▶ [Task data]
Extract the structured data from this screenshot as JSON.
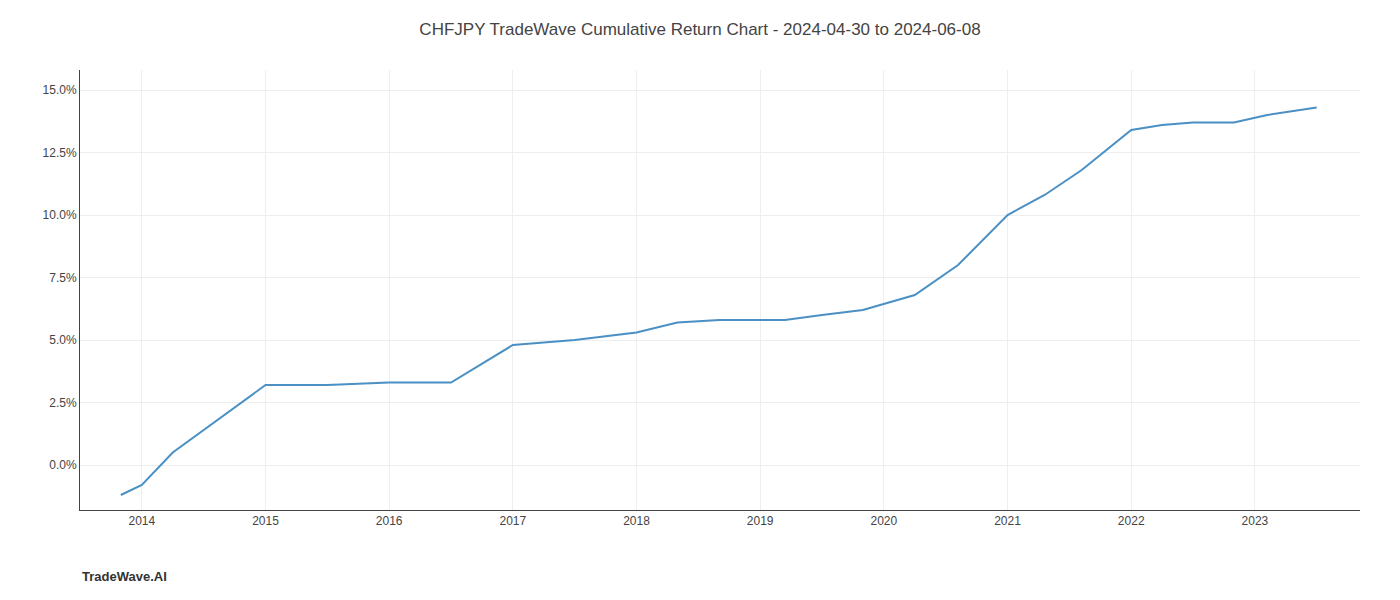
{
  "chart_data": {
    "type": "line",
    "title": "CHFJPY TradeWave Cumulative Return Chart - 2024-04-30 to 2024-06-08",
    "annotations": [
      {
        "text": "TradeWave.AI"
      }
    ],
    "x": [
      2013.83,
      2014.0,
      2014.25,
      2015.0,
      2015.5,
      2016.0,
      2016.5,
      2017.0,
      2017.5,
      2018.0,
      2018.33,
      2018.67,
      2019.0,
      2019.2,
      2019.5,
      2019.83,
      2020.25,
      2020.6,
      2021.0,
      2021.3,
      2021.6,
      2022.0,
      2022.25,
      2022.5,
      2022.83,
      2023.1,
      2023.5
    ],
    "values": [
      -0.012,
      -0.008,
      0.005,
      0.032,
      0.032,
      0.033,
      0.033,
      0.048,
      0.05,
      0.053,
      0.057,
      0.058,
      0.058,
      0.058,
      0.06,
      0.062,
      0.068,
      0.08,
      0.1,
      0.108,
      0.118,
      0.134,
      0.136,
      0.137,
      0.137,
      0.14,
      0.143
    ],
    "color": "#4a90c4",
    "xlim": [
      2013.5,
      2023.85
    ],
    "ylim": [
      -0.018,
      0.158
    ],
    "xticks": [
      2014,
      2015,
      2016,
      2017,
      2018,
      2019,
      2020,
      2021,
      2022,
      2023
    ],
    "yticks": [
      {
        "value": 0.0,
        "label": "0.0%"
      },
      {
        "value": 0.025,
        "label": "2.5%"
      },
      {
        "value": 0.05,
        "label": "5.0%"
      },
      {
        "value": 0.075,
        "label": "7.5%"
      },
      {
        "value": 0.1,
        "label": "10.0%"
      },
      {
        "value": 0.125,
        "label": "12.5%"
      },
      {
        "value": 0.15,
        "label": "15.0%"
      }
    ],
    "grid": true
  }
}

▶ [Given instruction] Without including any pictures, print all of the material exactly as given.

▶ [Output for this exercise]
Extract the structured data from this screenshot as JSON.
{
  "chart_data": {
    "type": "line",
    "title": "CHFJPY TradeWave Cumulative Return Chart - 2024-04-30 to 2024-06-08",
    "annotations": [
      {
        "text": "TradeWave.AI"
      }
    ],
    "x": [
      2013.83,
      2014.0,
      2014.25,
      2015.0,
      2015.5,
      2016.0,
      2016.5,
      2017.0,
      2017.5,
      2018.0,
      2018.33,
      2018.67,
      2019.0,
      2019.2,
      2019.5,
      2019.83,
      2020.25,
      2020.6,
      2021.0,
      2021.3,
      2021.6,
      2022.0,
      2022.25,
      2022.5,
      2022.83,
      2023.1,
      2023.5
    ],
    "values": [
      -0.012,
      -0.008,
      0.005,
      0.032,
      0.032,
      0.033,
      0.033,
      0.048,
      0.05,
      0.053,
      0.057,
      0.058,
      0.058,
      0.058,
      0.06,
      0.062,
      0.068,
      0.08,
      0.1,
      0.108,
      0.118,
      0.134,
      0.136,
      0.137,
      0.137,
      0.14,
      0.143
    ],
    "color": "#4a90c4",
    "xlim": [
      2013.5,
      2023.85
    ],
    "ylim": [
      -0.018,
      0.158
    ],
    "xticks": [
      2014,
      2015,
      2016,
      2017,
      2018,
      2019,
      2020,
      2021,
      2022,
      2023
    ],
    "yticks": [
      {
        "value": 0.0,
        "label": "0.0%"
      },
      {
        "value": 0.025,
        "label": "2.5%"
      },
      {
        "value": 0.05,
        "label": "5.0%"
      },
      {
        "value": 0.075,
        "label": "7.5%"
      },
      {
        "value": 0.1,
        "label": "10.0%"
      },
      {
        "value": 0.125,
        "label": "12.5%"
      },
      {
        "value": 0.15,
        "label": "15.0%"
      }
    ],
    "grid": true
  }
}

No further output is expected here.